[Instructions to follow]
Read through the entries below and return each line with the word "current".

Dataset entries:

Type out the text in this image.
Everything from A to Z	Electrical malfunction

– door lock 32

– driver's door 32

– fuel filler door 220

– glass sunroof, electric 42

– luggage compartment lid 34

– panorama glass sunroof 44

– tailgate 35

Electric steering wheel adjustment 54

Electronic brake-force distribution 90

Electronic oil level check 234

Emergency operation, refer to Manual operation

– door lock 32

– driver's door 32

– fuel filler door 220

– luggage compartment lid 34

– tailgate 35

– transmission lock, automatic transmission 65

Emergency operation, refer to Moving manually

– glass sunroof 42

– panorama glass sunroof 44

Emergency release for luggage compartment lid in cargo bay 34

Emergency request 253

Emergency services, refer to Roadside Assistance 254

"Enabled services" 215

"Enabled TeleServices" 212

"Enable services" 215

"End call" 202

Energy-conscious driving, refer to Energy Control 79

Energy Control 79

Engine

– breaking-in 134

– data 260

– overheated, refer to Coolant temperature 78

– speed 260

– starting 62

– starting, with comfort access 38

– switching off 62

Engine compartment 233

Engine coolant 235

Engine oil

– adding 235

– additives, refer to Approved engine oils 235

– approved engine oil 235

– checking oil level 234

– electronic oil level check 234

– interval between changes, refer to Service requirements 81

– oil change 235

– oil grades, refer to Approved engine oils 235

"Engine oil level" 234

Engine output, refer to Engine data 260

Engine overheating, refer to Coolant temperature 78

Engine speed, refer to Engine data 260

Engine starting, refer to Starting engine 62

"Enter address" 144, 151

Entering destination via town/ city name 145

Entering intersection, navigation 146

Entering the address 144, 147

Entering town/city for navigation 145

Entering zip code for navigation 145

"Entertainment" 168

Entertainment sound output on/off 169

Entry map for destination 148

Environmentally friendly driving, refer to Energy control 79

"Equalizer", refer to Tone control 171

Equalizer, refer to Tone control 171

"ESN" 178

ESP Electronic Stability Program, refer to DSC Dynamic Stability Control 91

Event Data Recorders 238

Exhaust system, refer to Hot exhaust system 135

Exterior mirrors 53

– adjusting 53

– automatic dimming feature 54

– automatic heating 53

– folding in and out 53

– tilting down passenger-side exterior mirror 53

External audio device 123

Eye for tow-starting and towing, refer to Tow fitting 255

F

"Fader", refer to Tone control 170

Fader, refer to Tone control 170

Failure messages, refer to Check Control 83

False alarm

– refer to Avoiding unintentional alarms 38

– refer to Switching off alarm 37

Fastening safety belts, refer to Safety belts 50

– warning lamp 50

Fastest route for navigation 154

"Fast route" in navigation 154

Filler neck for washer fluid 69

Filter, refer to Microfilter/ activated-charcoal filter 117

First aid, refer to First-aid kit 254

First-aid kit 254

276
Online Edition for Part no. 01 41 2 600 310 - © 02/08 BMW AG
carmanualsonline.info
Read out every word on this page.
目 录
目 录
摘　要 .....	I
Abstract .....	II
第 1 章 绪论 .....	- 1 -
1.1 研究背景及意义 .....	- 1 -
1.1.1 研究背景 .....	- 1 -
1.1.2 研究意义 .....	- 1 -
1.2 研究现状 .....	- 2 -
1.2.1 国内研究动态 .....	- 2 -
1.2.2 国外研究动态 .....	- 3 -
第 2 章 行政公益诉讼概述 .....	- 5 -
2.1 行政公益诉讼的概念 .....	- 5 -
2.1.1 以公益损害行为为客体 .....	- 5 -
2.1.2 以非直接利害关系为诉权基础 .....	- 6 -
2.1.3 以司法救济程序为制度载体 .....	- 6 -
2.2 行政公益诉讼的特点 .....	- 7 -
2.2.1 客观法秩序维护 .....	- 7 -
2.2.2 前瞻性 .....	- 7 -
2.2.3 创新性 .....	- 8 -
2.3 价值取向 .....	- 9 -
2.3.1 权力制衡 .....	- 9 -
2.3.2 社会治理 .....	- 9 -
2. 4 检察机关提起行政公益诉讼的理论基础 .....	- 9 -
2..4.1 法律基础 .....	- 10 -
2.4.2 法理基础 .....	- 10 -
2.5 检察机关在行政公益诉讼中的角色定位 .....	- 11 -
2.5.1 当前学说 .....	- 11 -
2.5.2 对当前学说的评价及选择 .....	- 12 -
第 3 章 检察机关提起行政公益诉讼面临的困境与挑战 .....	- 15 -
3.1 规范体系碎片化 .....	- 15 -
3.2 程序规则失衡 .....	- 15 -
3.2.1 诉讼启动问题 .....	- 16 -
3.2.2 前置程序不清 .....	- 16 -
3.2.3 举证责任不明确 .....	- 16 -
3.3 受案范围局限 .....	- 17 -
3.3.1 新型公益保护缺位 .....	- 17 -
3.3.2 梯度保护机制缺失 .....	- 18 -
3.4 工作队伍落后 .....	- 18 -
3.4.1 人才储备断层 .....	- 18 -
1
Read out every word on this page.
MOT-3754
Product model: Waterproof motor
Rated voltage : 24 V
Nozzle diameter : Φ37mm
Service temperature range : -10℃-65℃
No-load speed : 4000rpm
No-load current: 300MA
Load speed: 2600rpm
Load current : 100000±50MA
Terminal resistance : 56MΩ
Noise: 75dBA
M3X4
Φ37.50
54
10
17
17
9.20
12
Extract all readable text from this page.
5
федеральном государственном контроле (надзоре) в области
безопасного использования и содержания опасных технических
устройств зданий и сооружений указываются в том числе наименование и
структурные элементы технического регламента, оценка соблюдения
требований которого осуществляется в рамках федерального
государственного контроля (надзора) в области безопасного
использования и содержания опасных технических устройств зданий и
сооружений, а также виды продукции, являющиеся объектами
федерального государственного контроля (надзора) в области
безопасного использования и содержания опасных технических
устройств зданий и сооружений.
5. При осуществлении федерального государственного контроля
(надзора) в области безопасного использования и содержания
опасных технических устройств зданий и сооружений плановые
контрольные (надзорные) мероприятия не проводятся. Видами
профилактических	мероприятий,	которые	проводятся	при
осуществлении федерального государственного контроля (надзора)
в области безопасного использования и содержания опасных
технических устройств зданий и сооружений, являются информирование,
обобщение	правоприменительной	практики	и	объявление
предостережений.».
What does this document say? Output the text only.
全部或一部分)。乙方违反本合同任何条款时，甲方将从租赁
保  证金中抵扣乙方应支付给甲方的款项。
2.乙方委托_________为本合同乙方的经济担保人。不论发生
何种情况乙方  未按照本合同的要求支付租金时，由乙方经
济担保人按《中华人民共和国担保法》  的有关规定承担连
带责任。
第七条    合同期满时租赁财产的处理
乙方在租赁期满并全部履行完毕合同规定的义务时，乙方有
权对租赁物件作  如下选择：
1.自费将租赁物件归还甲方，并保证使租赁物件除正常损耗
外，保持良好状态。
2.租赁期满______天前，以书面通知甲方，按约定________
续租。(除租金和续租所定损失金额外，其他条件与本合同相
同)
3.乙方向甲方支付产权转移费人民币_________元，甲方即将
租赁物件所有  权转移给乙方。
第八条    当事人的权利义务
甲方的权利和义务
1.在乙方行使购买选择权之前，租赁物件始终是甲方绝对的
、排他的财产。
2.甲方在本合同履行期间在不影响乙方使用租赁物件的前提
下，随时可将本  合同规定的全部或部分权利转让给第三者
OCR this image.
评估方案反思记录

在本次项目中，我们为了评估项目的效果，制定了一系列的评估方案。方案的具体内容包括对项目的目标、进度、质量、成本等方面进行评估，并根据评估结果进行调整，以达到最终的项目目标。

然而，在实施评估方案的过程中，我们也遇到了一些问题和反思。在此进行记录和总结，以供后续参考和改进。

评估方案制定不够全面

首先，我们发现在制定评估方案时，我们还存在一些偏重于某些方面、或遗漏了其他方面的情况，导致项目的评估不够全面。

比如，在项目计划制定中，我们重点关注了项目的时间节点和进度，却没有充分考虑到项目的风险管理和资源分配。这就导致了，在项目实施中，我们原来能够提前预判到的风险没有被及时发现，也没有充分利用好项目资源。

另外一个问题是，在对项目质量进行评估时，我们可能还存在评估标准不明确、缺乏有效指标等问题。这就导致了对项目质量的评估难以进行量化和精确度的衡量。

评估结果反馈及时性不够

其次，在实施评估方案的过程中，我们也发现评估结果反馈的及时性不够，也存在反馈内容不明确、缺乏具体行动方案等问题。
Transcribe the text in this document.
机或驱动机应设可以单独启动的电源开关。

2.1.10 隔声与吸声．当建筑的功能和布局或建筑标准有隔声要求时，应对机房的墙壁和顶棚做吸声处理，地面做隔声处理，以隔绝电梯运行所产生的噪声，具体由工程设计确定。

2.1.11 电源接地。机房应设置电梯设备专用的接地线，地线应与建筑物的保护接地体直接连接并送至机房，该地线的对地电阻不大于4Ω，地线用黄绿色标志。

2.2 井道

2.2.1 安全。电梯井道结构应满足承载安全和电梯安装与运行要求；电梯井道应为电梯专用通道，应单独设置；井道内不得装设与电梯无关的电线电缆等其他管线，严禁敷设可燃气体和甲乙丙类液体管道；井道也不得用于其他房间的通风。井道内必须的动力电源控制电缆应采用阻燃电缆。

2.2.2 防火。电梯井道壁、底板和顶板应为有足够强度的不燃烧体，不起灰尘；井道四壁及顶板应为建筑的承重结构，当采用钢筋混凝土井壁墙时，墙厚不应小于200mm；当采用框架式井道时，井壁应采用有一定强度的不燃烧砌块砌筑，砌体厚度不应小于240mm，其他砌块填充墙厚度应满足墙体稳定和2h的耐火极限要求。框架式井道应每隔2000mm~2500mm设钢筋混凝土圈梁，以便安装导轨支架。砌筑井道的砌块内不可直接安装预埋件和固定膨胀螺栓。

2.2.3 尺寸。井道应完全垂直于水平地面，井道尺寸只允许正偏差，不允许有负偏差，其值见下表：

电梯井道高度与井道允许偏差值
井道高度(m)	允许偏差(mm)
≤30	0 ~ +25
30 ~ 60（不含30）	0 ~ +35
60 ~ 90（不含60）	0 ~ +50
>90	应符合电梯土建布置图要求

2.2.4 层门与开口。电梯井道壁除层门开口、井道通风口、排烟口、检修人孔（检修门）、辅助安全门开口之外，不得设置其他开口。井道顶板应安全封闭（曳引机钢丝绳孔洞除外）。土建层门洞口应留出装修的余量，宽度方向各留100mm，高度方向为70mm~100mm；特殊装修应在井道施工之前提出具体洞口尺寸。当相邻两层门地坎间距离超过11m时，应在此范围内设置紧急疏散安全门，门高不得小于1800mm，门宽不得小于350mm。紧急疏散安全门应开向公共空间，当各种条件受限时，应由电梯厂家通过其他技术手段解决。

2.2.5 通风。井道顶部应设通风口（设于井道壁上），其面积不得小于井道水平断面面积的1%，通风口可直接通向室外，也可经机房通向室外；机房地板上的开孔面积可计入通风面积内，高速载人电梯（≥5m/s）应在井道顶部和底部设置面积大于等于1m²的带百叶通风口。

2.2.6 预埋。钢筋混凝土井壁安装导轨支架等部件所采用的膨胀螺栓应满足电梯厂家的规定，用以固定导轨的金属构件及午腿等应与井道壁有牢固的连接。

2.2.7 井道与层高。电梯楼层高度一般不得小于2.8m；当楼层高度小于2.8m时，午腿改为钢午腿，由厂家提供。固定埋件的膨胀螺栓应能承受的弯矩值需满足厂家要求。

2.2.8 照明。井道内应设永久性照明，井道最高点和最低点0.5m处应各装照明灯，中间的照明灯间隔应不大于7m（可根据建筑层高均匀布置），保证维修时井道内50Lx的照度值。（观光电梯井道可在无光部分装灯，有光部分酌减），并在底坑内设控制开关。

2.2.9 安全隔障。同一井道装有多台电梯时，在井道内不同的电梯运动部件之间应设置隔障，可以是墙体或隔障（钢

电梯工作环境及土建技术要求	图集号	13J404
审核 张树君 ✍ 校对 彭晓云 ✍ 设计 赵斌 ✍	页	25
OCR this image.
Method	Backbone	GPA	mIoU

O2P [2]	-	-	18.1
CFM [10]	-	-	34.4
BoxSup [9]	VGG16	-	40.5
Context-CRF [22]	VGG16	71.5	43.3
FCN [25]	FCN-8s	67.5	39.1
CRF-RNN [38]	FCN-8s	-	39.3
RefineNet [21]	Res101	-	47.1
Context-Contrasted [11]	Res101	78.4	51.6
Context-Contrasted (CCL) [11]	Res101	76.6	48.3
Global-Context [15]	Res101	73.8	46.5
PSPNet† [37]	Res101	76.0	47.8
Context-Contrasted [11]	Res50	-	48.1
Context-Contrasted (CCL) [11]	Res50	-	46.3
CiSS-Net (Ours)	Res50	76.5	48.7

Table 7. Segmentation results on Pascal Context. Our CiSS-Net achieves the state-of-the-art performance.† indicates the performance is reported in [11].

[Correct output]
No-load current: 300MA
Load current : 100000±50MA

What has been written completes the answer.